Extracted records:
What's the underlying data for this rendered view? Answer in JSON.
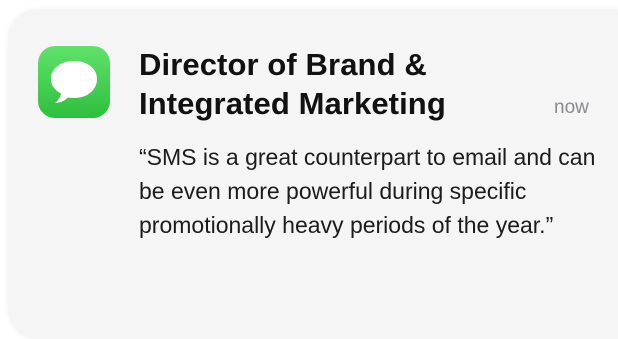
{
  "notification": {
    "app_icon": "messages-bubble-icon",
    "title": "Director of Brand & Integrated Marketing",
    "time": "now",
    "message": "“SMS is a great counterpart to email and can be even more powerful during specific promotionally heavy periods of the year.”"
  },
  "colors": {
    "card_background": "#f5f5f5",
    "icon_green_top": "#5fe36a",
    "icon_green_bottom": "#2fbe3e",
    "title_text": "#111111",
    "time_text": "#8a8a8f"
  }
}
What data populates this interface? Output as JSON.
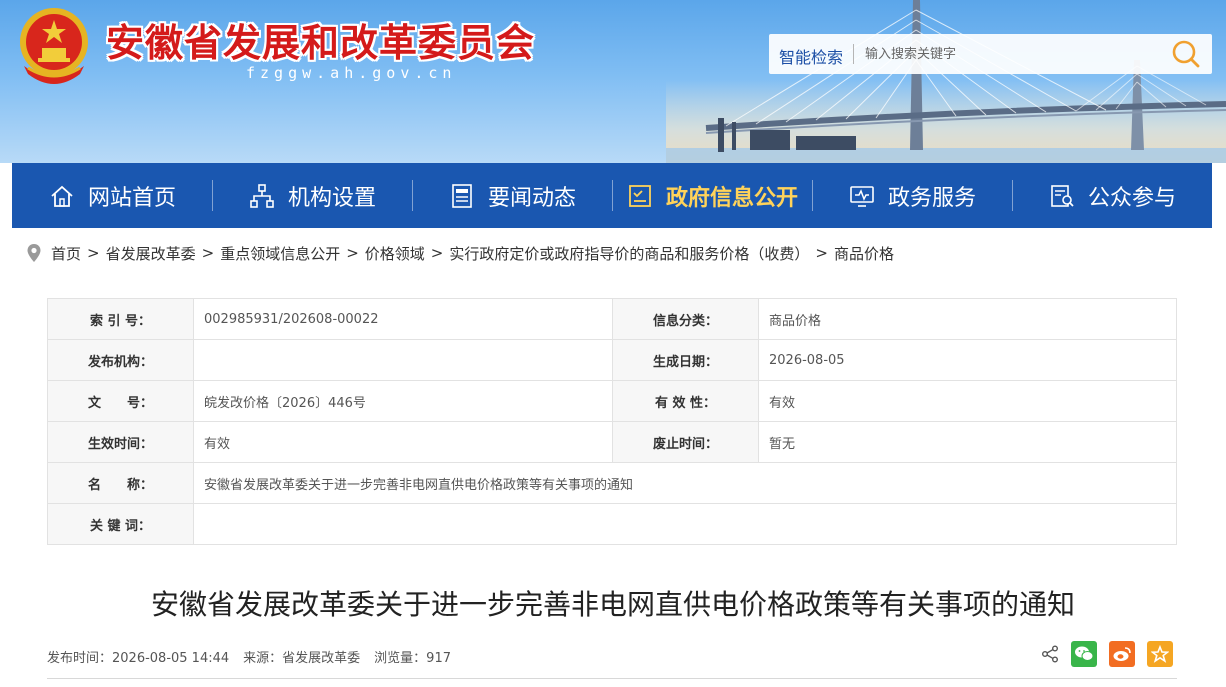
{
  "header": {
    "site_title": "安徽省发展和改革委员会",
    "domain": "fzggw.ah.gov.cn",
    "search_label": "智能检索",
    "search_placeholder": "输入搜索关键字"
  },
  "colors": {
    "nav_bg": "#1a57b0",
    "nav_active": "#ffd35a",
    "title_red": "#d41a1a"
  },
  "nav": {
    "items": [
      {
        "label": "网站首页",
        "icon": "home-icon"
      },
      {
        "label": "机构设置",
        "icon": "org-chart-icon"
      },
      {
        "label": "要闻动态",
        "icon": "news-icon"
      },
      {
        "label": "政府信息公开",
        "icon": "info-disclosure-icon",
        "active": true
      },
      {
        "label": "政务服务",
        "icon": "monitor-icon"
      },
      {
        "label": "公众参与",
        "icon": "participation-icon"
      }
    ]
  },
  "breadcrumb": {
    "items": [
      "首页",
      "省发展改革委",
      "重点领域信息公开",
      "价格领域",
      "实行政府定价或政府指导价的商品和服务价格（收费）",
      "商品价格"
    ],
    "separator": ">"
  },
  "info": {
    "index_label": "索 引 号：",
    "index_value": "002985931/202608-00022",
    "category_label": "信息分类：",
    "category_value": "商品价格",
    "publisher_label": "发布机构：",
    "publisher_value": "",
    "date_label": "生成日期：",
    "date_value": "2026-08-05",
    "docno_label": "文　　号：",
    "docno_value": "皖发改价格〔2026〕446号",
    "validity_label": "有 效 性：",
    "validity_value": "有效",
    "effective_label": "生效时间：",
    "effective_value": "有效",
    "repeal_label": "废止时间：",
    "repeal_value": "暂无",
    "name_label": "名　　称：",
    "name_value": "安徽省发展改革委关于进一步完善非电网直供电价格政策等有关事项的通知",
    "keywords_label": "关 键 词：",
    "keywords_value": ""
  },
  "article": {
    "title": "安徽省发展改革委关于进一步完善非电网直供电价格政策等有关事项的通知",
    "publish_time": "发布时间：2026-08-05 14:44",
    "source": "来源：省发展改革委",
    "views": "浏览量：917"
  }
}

* * *

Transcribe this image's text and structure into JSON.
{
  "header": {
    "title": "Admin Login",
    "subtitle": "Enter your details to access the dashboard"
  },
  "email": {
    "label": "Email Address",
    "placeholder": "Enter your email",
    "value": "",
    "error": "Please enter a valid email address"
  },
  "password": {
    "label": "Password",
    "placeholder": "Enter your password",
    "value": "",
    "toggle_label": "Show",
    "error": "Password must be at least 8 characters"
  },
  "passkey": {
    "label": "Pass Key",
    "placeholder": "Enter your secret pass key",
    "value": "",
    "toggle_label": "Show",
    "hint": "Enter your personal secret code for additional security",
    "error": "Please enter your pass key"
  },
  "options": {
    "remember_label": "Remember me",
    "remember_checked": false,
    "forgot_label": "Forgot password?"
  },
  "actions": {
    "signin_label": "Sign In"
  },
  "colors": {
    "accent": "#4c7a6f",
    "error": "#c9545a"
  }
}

#### [Task]
In the listing above, find the lines holding the word "your" and copy them.

#### [Full output]
    "subtitle": "Enter your details to access the dashboard"
    "placeholder": "Enter your email",
    "placeholder": "Enter your password",
    "placeholder": "Enter your secret pass key",
    "hint": "Enter your personal secret code for additional security",
    "error": "Please enter your pass key"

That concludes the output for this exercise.